▶ [GIVEN INFORMATION]:
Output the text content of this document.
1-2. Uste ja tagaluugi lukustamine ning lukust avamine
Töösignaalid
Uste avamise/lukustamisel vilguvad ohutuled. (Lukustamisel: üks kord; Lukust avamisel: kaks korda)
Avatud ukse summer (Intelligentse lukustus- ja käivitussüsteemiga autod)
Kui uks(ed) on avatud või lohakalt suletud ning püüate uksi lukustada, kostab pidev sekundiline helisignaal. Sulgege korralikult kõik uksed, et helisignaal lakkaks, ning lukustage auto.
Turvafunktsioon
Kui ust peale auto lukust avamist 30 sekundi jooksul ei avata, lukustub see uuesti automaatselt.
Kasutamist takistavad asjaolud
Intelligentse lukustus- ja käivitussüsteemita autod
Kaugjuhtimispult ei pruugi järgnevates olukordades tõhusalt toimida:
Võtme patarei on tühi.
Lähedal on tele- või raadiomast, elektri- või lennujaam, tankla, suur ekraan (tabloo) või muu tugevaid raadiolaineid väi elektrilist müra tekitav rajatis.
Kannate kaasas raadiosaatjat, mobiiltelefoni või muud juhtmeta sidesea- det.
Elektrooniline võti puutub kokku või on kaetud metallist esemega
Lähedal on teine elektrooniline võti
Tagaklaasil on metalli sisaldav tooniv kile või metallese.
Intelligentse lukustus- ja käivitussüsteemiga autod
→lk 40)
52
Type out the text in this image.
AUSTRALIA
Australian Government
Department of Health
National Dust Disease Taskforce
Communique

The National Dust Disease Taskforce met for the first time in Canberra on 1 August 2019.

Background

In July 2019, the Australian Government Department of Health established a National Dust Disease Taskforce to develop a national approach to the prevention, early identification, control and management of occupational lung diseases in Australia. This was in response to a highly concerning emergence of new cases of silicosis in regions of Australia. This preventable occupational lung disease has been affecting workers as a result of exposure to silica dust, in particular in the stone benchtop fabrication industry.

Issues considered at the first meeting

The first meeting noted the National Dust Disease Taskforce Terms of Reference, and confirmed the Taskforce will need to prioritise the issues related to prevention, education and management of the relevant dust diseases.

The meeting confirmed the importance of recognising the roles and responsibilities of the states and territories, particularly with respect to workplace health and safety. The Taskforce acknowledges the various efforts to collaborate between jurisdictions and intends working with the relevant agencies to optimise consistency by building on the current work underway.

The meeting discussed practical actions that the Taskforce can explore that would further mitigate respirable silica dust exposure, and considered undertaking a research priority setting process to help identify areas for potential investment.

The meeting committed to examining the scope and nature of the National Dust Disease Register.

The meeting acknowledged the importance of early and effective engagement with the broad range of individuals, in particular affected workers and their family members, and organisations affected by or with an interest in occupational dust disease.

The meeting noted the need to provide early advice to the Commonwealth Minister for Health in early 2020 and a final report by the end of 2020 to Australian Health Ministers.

▶ [WORK TO COMPLETE]:
From the listing above, pick out every line containing "võti".

▶ [WRITTEN ANSWER]:
Elektrooniline võti puutub kokku või on kaetud metallist esemega
Lähedal on teine elektrooniline võti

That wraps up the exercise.